### [TASK DETAILS]
Copy out every line exactly as given.

### [SUPPLIED ENTRIES]
— begin —

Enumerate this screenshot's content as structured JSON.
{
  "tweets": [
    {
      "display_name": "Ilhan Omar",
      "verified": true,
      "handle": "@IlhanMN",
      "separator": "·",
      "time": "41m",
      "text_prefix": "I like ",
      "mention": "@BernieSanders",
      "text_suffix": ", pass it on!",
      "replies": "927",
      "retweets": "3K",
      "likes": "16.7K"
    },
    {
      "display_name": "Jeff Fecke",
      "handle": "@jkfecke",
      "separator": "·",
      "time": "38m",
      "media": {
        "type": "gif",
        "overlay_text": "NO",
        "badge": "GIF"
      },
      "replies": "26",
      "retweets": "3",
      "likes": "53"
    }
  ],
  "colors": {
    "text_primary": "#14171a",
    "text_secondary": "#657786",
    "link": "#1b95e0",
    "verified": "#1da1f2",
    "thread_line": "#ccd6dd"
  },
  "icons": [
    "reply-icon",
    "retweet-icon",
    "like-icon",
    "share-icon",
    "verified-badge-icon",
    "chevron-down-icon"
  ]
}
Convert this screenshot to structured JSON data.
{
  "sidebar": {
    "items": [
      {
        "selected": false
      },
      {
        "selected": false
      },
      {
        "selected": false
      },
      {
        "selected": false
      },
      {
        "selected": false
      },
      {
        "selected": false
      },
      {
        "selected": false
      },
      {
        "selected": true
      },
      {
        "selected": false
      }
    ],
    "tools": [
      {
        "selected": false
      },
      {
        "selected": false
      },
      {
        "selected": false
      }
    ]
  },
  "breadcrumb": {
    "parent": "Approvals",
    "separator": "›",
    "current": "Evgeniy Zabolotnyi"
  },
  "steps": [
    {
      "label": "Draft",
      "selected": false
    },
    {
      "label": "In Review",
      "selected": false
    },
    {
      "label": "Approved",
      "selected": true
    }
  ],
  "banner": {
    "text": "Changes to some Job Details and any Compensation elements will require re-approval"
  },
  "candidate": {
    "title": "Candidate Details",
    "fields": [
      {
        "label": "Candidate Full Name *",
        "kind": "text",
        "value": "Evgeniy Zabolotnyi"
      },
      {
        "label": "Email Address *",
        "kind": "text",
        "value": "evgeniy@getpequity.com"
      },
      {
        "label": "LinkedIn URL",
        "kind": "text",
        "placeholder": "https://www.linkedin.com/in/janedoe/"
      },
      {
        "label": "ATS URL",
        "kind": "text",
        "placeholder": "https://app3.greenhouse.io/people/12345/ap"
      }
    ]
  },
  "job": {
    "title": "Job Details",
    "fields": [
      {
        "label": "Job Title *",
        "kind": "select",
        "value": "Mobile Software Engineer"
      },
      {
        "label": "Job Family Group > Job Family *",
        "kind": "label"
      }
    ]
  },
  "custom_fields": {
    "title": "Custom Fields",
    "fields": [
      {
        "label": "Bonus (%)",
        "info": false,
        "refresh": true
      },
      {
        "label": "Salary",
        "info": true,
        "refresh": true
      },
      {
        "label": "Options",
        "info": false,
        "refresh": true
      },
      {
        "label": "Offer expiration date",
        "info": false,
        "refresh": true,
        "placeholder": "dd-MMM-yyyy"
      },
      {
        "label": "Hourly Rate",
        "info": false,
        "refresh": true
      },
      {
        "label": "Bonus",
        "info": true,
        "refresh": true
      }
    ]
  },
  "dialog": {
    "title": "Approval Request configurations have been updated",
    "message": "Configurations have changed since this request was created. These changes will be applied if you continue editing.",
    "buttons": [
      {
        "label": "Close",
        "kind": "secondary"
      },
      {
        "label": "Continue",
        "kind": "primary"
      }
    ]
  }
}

— end —

### [EXERCISE ANSWER]
Enumerate this screenshot's content as structured JSON.
{
  "tweets": [
    {
      "display_name": "Ilhan Omar",
      "verified": true,
      "handle": "@IlhanMN",
      "separator": "·",
      "time": "41m",
      "text_prefix": "I like ",
      "mention": "@BernieSanders",
      "text_suffix": ", pass it on!",
      "replies": "927",
      "retweets": "3K",
      "likes": "16.7K"
    },
    {
      "display_name": "Jeff Fecke",
      "handle": "@jkfecke",
      "separator": "·",
      "time": "38m",
      "media": {
        "type": "gif",
        "overlay_text": "NO",
        "badge": "GIF"
      },
      "replies": "26",
      "retweets": "3",
      "likes": "53"
    }
  ],
  "colors": {
    "text_primary": "#14171a",
    "text_secondary": "#657786",
    "link": "#1b95e0",
    "verified": "#1da1f2",
    "thread_line": "#ccd6dd"
  },
  "icons": [
    "reply-icon",
    "retweet-icon",
    "like-icon",
    "share-icon",
    "verified-badge-icon",
    "chevron-down-icon"
  ]
}
Convert this screenshot to structured JSON data.
{
  "sidebar": {
    "items": [
      {
        "selected": false
      },
      {
        "selected": false
      },
      {
        "selected": false
      },
      {
        "selected": false
      },
      {
        "selected": false
      },
      {
        "selected": false
      },
      {
        "selected": false
      },
      {
        "selected": true
      },
      {
        "selected": false
      }
    ],
    "tools": [
      {
        "selected": false
      },
      {
        "selected": false
      },
      {
        "selected": false
      }
    ]
  },
  "breadcrumb": {
    "parent": "Approvals",
    "separator": "›",
    "current": "Evgeniy Zabolotnyi"
  },
  "steps": [
    {
      "label": "Draft",
      "selected": false
    },
    {
      "label": "In Review",
      "selected": false
    },
    {
      "label": "Approved",
      "selected": true
    }
  ],
  "banner": {
    "text": "Changes to some Job Details and any Compensation elements will require re-approval"
  },
  "candidate": {
    "title": "Candidate Details",
    "fields": [
      {
        "label": "Candidate Full Name *",
        "kind": "text",
        "value": "Evgeniy Zabolotnyi"
      },
      {
        "label": "Email Address *",
        "kind": "text",
        "value": "evgeniy@getpequity.com"
      },
      {
        "label": "LinkedIn URL",
        "kind": "text",
        "placeholder": "https://www.linkedin.com/in/janedoe/"
      },
      {
        "label": "ATS URL",
        "kind": "text",
        "placeholder": "https://app3.greenhouse.io/people/12345/ap"
      }
    ]
  },
  "job": {
    "title": "Job Details",
    "fields": [
      {
        "label": "Job Title *",
        "kind": "select",
        "value": "Mobile Software Engineer"
      },
      {
        "label": "Job Family Group > Job Family *",
        "kind": "label"
      }
    ]
  },
  "custom_fields": {
    "title": "Custom Fields",
    "fields": [
      {
        "label": "Bonus (%)",
        "info": false,
        "refresh": true
      },
      {
        "label": "Salary",
        "info": true,
        "refresh": true
      },
      {
        "label": "Options",
        "info": false,
        "refresh": true
      },
      {
        "label": "Offer expiration date",
        "info": false,
        "refresh": true,
        "placeholder": "dd-MMM-yyyy"
      },
      {
        "label": "Hourly Rate",
        "info": false,
        "refresh": true
      },
      {
        "label": "Bonus",
        "info": true,
        "refresh": true
      }
    ]
  },
  "dialog": {
    "title": "Approval Request configurations have been updated",
    "message": "Configurations have changed since this request was created. These changes will be applied if you continue editing.",
    "buttons": [
      {
        "label": "Close",
        "kind": "secondary"
      },
      {
        "label": "Continue",
        "kind": "primary"
      }
    ]
  }
}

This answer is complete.